→ Task details:
Your answer must consist solely of the number of lines that contain the word "Median".

→ Supplied data:
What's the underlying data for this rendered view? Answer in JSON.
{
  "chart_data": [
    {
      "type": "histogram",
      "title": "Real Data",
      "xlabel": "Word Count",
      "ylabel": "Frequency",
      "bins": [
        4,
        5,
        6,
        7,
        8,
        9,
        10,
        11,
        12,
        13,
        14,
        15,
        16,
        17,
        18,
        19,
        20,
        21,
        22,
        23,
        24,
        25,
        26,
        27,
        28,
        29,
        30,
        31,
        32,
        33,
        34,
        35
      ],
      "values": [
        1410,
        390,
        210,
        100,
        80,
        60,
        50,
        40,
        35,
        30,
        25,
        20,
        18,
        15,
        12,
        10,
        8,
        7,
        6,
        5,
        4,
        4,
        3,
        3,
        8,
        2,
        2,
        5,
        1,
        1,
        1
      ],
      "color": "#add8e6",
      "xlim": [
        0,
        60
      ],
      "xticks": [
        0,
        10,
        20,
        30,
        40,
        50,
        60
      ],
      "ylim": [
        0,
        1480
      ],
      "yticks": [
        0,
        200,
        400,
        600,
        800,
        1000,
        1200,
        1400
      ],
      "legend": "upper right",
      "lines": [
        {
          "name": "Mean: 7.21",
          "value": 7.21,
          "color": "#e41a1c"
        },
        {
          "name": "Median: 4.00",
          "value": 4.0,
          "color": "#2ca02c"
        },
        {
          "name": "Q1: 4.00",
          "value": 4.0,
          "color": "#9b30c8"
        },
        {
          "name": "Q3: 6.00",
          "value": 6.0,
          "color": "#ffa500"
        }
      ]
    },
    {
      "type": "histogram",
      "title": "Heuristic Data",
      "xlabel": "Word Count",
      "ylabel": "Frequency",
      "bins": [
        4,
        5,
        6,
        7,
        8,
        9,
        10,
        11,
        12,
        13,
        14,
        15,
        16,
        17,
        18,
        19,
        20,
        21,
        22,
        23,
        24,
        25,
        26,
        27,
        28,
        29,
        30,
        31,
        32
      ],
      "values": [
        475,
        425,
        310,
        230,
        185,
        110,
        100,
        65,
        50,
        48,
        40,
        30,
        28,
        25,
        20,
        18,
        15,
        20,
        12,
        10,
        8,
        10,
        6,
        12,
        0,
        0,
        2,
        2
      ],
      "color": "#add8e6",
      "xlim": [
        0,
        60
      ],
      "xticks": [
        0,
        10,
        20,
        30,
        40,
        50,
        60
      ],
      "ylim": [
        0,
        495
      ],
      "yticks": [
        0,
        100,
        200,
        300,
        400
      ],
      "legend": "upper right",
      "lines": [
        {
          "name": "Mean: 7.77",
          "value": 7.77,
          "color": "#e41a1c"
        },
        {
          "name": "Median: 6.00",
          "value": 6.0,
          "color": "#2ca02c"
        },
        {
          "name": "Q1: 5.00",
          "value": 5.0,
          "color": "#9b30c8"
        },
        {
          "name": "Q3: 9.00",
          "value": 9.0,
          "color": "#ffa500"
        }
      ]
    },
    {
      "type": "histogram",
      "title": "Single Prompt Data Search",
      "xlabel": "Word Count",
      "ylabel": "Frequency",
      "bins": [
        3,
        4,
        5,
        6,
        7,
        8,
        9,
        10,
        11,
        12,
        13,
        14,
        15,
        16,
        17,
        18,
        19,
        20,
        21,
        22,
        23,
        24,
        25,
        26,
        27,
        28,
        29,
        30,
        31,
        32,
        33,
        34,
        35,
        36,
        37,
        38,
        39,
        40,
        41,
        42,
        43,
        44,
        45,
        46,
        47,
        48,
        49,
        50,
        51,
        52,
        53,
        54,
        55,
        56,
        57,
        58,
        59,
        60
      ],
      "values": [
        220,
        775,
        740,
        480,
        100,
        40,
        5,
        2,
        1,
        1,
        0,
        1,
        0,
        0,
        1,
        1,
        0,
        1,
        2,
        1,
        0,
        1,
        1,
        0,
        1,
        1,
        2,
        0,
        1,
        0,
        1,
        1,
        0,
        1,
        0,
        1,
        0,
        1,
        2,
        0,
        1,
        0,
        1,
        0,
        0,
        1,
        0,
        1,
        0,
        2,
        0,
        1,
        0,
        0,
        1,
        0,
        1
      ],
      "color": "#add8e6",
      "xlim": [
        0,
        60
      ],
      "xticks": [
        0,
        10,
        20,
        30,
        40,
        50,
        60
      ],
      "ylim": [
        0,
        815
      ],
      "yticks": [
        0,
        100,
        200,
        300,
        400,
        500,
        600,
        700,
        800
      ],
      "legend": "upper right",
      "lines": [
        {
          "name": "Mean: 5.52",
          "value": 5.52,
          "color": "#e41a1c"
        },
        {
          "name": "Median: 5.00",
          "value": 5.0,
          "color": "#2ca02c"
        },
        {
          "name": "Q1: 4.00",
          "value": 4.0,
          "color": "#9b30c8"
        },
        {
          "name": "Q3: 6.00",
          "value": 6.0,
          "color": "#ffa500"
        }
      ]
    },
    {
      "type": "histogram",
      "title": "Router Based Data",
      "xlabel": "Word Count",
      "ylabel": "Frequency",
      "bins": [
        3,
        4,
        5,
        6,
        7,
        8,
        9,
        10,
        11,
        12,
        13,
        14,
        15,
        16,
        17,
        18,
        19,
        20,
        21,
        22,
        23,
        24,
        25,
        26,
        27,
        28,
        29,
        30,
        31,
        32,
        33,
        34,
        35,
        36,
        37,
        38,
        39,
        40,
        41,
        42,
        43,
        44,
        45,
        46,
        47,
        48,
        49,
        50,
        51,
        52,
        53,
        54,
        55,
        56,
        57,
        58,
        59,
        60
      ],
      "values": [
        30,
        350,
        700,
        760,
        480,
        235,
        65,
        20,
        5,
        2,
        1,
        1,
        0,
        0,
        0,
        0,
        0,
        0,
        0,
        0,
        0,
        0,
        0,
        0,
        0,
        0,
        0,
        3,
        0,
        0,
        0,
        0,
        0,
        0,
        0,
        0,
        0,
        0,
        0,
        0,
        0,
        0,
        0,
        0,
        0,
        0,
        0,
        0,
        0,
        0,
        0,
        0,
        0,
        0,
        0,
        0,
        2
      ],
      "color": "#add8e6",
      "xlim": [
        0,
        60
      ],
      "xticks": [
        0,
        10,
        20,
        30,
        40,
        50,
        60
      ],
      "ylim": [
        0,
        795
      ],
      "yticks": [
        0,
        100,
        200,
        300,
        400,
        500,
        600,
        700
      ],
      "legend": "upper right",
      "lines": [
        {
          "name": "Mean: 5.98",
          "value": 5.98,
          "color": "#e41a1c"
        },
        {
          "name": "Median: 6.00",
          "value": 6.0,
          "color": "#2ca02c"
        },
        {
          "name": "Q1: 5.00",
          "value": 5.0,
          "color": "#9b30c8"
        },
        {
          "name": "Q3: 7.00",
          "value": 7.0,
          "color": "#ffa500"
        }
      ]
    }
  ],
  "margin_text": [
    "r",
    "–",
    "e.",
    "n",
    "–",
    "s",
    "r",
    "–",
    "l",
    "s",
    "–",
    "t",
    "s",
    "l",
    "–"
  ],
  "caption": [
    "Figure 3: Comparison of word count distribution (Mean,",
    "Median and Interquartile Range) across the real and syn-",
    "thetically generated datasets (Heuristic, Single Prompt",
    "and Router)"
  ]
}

→ Task solution:
5